# What you have to do
Print each line of the listing once more, precisely as given.

Data records:
** Start **
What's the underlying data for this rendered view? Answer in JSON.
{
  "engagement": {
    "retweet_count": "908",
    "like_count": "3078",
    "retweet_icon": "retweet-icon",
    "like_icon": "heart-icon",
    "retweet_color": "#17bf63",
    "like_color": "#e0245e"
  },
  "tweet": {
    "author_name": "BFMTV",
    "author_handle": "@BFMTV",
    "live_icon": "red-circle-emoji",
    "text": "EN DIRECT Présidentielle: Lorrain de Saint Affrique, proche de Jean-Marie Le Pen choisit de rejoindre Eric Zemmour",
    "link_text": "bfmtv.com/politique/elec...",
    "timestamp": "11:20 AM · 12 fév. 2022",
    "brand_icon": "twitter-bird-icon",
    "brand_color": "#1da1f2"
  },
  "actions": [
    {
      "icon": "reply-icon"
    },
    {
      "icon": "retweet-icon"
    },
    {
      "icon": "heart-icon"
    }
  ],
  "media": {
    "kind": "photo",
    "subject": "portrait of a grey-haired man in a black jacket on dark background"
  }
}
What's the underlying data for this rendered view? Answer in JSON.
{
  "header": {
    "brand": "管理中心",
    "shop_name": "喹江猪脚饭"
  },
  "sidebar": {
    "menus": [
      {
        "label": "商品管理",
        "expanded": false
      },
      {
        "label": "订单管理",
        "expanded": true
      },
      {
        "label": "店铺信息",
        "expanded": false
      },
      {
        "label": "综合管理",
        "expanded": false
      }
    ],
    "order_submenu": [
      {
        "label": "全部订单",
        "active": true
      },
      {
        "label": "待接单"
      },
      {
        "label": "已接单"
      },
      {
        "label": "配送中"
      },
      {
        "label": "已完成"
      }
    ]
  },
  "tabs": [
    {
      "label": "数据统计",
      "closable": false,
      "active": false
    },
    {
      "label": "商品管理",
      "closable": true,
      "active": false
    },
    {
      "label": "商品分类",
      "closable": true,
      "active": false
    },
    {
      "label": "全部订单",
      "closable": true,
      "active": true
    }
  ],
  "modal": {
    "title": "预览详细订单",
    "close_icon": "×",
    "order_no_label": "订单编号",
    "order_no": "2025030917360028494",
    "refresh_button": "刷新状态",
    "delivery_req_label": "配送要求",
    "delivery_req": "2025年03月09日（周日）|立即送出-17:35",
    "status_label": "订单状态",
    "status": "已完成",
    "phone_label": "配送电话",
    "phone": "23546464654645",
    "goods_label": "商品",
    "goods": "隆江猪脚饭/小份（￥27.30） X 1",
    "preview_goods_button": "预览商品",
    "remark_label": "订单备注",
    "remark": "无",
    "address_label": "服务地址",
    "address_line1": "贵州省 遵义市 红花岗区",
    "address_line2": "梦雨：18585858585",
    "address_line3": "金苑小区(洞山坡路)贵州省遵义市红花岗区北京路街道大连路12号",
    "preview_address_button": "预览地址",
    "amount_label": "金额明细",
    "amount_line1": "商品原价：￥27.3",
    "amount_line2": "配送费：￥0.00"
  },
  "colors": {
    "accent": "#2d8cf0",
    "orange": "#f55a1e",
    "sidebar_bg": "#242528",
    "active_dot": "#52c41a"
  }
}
** End **
# Answer to this task
What's the underlying data for this rendered view? Answer in JSON.
{
  "engagement": {
    "retweet_count": "908",
    "like_count": "3078",
    "retweet_icon": "retweet-icon",
    "like_icon": "heart-icon",
    "retweet_color": "#17bf63",
    "like_color": "#e0245e"
  },
  "tweet": {
    "author_name": "BFMTV",
    "author_handle": "@BFMTV",
    "live_icon": "red-circle-emoji",
    "text": "EN DIRECT Présidentielle: Lorrain de Saint Affrique, proche de Jean-Marie Le Pen choisit de rejoindre Eric Zemmour",
    "link_text": "bfmtv.com/politique/elec...",
    "timestamp": "11:20 AM · 12 fév. 2022",
    "brand_icon": "twitter-bird-icon",
    "brand_color": "#1da1f2"
  },
  "actions": [
    {
      "icon": "reply-icon"
    },
    {
      "icon": "retweet-icon"
    },
    {
      "icon": "heart-icon"
    }
  ],
  "media": {
    "kind": "photo",
    "subject": "portrait of a grey-haired man in a black jacket on dark background"
  }
}
What's the underlying data for this rendered view? Answer in JSON.
{
  "header": {
    "brand": "管理中心",
    "shop_name": "喹江猪脚饭"
  },
  "sidebar": {
    "menus": [
      {
        "label": "商品管理",
        "expanded": false
      },
      {
        "label": "订单管理",
        "expanded": true
      },
      {
        "label": "店铺信息",
        "expanded": false
      },
      {
        "label": "综合管理",
        "expanded": false
      }
    ],
    "order_submenu": [
      {
        "label": "全部订单",
        "active": true
      },
      {
        "label": "待接单"
      },
      {
        "label": "已接单"
      },
      {
        "label": "配送中"
      },
      {
        "label": "已完成"
      }
    ]
  },
  "tabs": [
    {
      "label": "数据统计",
      "closable": false,
      "active": false
    },
    {
      "label": "商品管理",
      "closable": true,
      "active": false
    },
    {
      "label": "商品分类",
      "closable": true,
      "active": false
    },
    {
      "label": "全部订单",
      "closable": true,
      "active": true
    }
  ],
  "modal": {
    "title": "预览详细订单",
    "close_icon": "×",
    "order_no_label": "订单编号",
    "order_no": "2025030917360028494",
    "refresh_button": "刷新状态",
    "delivery_req_label": "配送要求",
    "delivery_req": "2025年03月09日（周日）|立即送出-17:35",
    "status_label": "订单状态",
    "status": "已完成",
    "phone_label": "配送电话",
    "phone": "23546464654645",
    "goods_label": "商品",
    "goods": "隆江猪脚饭/小份（￥27.30） X 1",
    "preview_goods_button": "预览商品",
    "remark_label": "订单备注",
    "remark": "无",
    "address_label": "服务地址",
    "address_line1": "贵州省 遵义市 红花岗区",
    "address_line2": "梦雨：18585858585",
    "address_line3": "金苑小区(洞山坡路)贵州省遵义市红花岗区北京路街道大连路12号",
    "preview_address_button": "预览地址",
    "amount_label": "金额明细",
    "amount_line1": "商品原价：￥27.3",
    "amount_line2": "配送费：￥0.00"
  },
  "colors": {
    "accent": "#2d8cf0",
    "orange": "#f55a1e",
    "sidebar_bg": "#242528",
    "active_dot": "#52c41a"
  }
}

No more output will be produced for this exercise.